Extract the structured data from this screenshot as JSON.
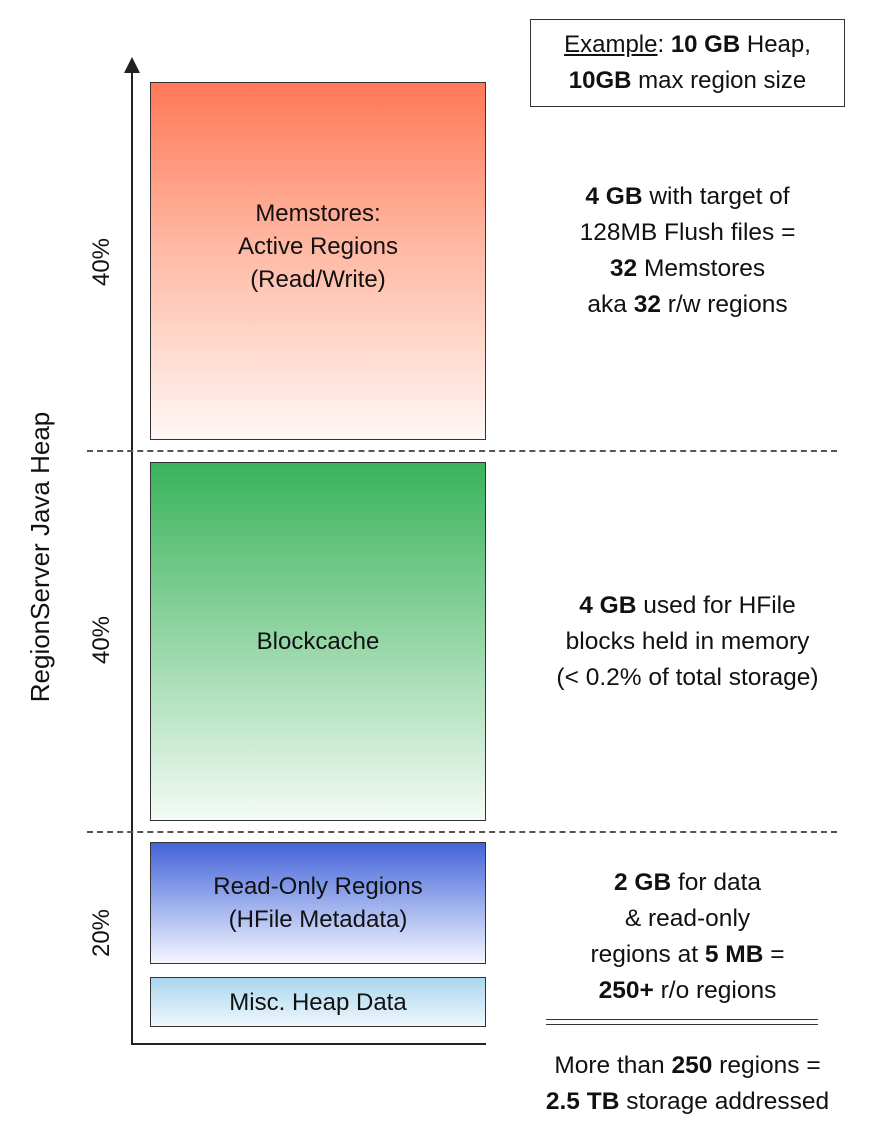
{
  "y_axis": {
    "label": "RegionServer Java Heap"
  },
  "percentages": {
    "memstore": "40%",
    "blockcache": "40%",
    "readonly": "20%"
  },
  "blocks": {
    "memstore": {
      "line1": "Memstores:",
      "line2": "Active Regions",
      "line3": "(Read/Write)",
      "color": "#ff7857"
    },
    "blockcache": {
      "label": "Blockcache",
      "color": "#3ab35b"
    },
    "readonly": {
      "line1": "Read-Only Regions",
      "line2": "(HFile Metadata)",
      "color": "#4363d8"
    },
    "misc": {
      "label": "Misc. Heap Data",
      "color": "#aad6ef"
    }
  },
  "example": {
    "underlined": "Example",
    "colon": ": ",
    "bold1": "10 GB",
    "text1": " Heap,",
    "bold2": "10GB",
    "text2": " max region size"
  },
  "notes": {
    "memstore": {
      "l1_bold": "4 GB",
      "l1_text": " with target of",
      "l2_text": "128MB Flush files =",
      "l3_bold": "32",
      "l3_text": " Memstores",
      "l4_text1": "aka ",
      "l4_bold": "32",
      "l4_text2": " r/w regions"
    },
    "blockcache": {
      "l1_bold": "4 GB",
      "l1_text": " used for HFile",
      "l2_text": "blocks held in memory",
      "l3_text": "(< 0.2% of total storage)"
    },
    "readonly": {
      "l1_bold": "2 GB",
      "l1_text": " for data",
      "l2_text": "& read-only",
      "l3_text": "regions at ",
      "l3_bold": "5 MB",
      "l3_text2": " =",
      "l4_bold": "250+",
      "l4_text": " r/o regions"
    },
    "total": {
      "l1_text": "More than ",
      "l1_bold": "250",
      "l1_text2": " regions =",
      "l2_bold": "2.5 TB",
      "l2_text": " storage addressed"
    }
  }
}
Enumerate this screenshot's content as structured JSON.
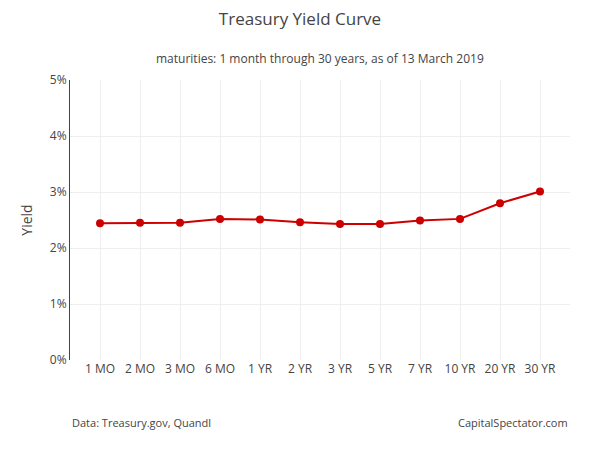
{
  "chart_data": {
    "type": "line",
    "title": "Treasury Yield Curve",
    "subtitle": "maturities: 1 month through 30 years, as of 13 March 2019",
    "ylabel": "Yield",
    "annotations": [
      "Data: Treasury.gov, Quandl",
      "CapitalSpectator.com"
    ],
    "categories": [
      "1 MO",
      "2 MO",
      "3 MO",
      "6 MO",
      "1 YR",
      "2 YR",
      "3 YR",
      "5 YR",
      "7 YR",
      "10 YR",
      "20 YR",
      "30 YR"
    ],
    "values": [
      2.44,
      2.45,
      2.45,
      2.52,
      2.51,
      2.46,
      2.43,
      2.43,
      2.49,
      2.52,
      2.8,
      3.01
    ],
    "color": "#cc0000",
    "marker": "circle",
    "ylim": [
      0,
      5
    ],
    "yticks": [
      {
        "value": 0,
        "label": "0%"
      },
      {
        "value": 1,
        "label": "1%"
      },
      {
        "value": 2,
        "label": "2%"
      },
      {
        "value": 3,
        "label": "3%"
      },
      {
        "value": 4,
        "label": "4%"
      },
      {
        "value": 5,
        "label": "5%"
      }
    ],
    "grid": true
  }
}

=== TASK GOAL ===
Pull out all lines from the entries above in which the word "structured" appears.

=== SOLUTION TO THE EXERCISE ===
Extract the structured data from this screenshot as JSON.
Enumerate this screenshot's content as structured JSON.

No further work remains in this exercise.